▸ Layout dataset entries:
-- Start --
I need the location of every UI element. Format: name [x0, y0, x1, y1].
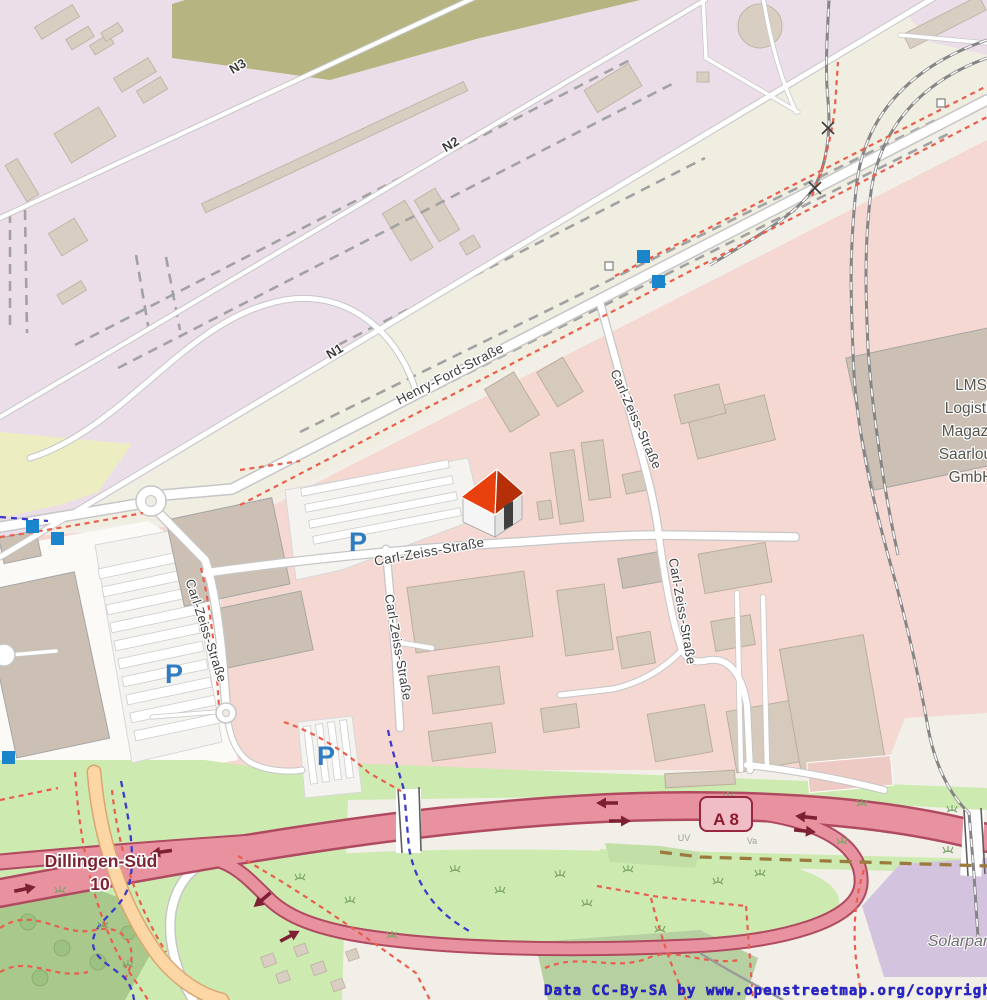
tree [20, 914, 36, 930]
svg-text:Saarlouis: Saarlouis [939, 446, 987, 463]
svg-text:Dillingen-Süd: Dillingen-Süd [45, 851, 158, 871]
house-door [504, 501, 513, 530]
plot-label: UV [678, 833, 691, 843]
building [537, 500, 553, 520]
parking-icon[interactable]: P [317, 741, 335, 771]
building [665, 770, 736, 788]
building [616, 631, 655, 668]
roundabout-minor [216, 703, 236, 723]
solarpark-label: Solarpark [928, 933, 987, 950]
svg-text:GmbH: GmbH [949, 469, 987, 486]
tree [54, 940, 70, 956]
roundabout-major [136, 486, 166, 516]
motorway-ref-label: A 8 [713, 810, 739, 829]
map-node-marker[interactable] [652, 275, 665, 288]
level-crossing-icon [937, 99, 945, 107]
motorway-shield: A 8 [700, 797, 752, 831]
building [647, 704, 712, 761]
svg-text:LMS: LMS [955, 377, 987, 394]
osm-map[interactable]: P P P N3 N2 N1 Henry-Ford-Straße Carl-Ze… [0, 0, 987, 1000]
map-node-marker[interactable] [2, 751, 15, 764]
attribution-text[interactable]: Data CC-By-SA by www.openstreetmap.org/c… [544, 983, 987, 999]
building [557, 584, 614, 656]
map-node-marker[interactable] [26, 520, 39, 533]
svg-text:Magazin: Magazin [942, 423, 987, 440]
tree [32, 970, 48, 986]
building [541, 704, 580, 733]
map-node-marker[interactable] [51, 532, 64, 545]
map-canvas[interactable]: P P P N3 N2 N1 Henry-Ford-Straße Carl-Ze… [0, 0, 987, 1000]
roundabout-edge [0, 644, 15, 666]
building [697, 72, 709, 82]
building [711, 615, 756, 651]
parking-icon[interactable]: P [349, 527, 367, 557]
round-building [738, 4, 782, 48]
parking-icon[interactable]: P [165, 659, 183, 689]
svg-text:Logistik: Logistik [945, 400, 987, 417]
plot-label: Va [747, 836, 757, 846]
map-node-marker[interactable] [637, 250, 650, 263]
svg-text:10: 10 [90, 874, 110, 894]
level-crossing-icon [605, 262, 613, 270]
-- End --
▸ WRITTEN PROBLEM: Please output, unchanged, the part of the listing that begins with the line containing "tree [20, 914, 36, 930]" and ends with the line containing "building [616, 631, 655, 668]", including both of those lines.

▸ TASK RESULT:
tree [20, 914, 36, 930]
svg-text:Saarlouis: Saarlouis [939, 446, 987, 463]
svg-text:Dillingen-Süd: Dillingen-Süd [45, 851, 158, 871]
house-door [504, 501, 513, 530]
plot-label: UV [678, 833, 691, 843]
building [537, 500, 553, 520]
parking-icon[interactable]: P [317, 741, 335, 771]
building [665, 770, 736, 788]
building [616, 631, 655, 668]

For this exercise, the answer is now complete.